# REQUEST
From the article on Sri Reddy's allegation below, list every film that it explicitly calls a Telugu film.

>> start EXCERPTED TEXT

With Bharat Ane Nenu, Saaho, 2.0, Sri Reddy's allegation of Bollywood actors dominating south films holds true

Devansh Sharma

Apr 18, 2018 09:16:54 IST

The #MeToo movement and the push for diversity are rapidly gaining heat in the West. But over the past few days, a spark has also been felt in India, in the form of Telugu actress Sri Reddy's multiple allegations.

She has not only pointed finger at big producers for encouraging casting couch but also brought to notice how actresses from north, including those from Bollywood, are being cast over the local talent. While her claims of casting couch in these cases can be contested, her observation of north Indian actresses bagging the better roles finds an echo among many quarters.

The most recent example is Bollywood actress Kiara Advani who will make her South cinema debut with Mahesh Babu-starrer Bharat Ane Nenu which is slated to release on 27 April. Advani is only three films old in Bollywood, with Fugly, MS Dhoni: The Untold Story and The Machine. Though she will also be seen in Karan Johar's short film in the Lust Stories anthology, for her to bag a big ticket film down south has definitely given her career the much needed shot in the arm.

With Bharat Ane Nenu, Saaho, 2.0, Sri Reddys allegation of Bollywood actors dominating south films holds true

Kiara Adavi and Mahesh Babu in a still from Bharat Ane Nenu

Similarly, Taapsee Pannu, who was born in New Delhi, did a host of Telugu and Tamil films at the start of her career in 2010 before she was picked by David Dhawan for his 2012 comedy Chashme Baddoor. Though she subsequently proved her acting prowess with Pink and Naam Shabana, she admits her comfort zone remains the masala potboilers that South cinema is celebrated for. Last year as well, she was seen in two successful Telugu films, Anand Brahma and the National Award-winning period drama Ghazi.

Mehreen Pirzada, born in Punjab, has starred in a host of Telugu movies like Raja The Great and C/O Surya. Anshai Lal's Phillauri remains her only Bollywood film. Abhishek Banerjee, casting director of Phillauri, told Firstpost in an exclusive interview that Mehreen's Punjabi roots played a crucial role in them envisioning her as a part of Phillauri, which is largely set in Punjab.

>> end EXCERPTED TEXT
>> start DATASET EXCERPTS

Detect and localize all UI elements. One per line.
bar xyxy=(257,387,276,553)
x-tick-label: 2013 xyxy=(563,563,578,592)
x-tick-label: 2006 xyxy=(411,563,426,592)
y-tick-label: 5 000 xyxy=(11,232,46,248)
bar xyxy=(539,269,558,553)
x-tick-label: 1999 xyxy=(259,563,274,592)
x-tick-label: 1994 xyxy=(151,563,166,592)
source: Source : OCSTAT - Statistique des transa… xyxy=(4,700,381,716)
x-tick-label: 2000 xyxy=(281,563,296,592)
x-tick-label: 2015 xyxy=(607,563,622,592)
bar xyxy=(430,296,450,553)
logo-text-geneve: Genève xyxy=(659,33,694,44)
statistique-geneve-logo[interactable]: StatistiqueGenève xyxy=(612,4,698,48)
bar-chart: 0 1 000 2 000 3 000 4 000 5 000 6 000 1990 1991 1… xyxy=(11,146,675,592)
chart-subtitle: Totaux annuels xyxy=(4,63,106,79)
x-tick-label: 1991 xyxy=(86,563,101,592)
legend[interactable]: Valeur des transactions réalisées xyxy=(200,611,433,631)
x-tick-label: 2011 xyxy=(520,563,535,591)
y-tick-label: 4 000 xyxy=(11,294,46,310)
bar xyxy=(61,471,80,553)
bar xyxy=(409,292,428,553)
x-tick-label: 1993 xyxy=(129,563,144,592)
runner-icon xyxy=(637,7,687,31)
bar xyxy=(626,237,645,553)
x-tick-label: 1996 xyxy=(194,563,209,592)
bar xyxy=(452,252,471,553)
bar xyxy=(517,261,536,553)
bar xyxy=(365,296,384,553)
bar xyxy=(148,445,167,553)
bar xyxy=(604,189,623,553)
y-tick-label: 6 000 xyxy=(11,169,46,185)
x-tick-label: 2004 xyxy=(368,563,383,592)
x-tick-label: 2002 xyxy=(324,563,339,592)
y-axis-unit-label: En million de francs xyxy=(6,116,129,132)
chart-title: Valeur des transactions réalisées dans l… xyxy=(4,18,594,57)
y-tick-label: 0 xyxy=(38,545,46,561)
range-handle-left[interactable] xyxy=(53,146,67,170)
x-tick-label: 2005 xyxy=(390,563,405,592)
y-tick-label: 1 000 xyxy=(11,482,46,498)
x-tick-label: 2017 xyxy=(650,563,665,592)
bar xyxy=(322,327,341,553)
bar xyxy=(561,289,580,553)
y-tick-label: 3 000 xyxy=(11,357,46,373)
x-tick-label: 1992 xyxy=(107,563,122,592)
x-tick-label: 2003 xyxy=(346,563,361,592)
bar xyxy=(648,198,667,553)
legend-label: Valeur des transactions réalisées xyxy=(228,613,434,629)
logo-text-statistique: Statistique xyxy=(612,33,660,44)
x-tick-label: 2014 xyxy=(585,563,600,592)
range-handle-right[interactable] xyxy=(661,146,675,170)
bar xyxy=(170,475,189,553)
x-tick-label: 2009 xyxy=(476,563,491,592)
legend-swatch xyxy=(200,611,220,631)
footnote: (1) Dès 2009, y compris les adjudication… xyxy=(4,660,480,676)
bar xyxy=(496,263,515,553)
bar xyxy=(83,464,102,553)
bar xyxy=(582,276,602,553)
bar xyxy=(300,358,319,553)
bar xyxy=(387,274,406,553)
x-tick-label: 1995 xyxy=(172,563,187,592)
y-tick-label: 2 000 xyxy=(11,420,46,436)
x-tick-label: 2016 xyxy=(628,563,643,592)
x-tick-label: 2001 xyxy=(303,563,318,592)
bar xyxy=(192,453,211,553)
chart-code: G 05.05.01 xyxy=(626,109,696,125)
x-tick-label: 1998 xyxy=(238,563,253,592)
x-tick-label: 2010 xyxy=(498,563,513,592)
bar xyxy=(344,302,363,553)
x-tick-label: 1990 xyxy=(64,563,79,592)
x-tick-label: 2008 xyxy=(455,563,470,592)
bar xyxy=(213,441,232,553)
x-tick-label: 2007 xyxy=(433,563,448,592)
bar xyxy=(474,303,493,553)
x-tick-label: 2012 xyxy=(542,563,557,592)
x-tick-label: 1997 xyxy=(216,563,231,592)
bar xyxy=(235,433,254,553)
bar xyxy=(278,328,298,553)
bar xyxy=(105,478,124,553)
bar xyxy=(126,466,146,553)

>> end DATASET EXCERPTS

# RESPONSE BELOW
- Anand Brahma
- Ghazi
- Raja The Great
- C/O Surya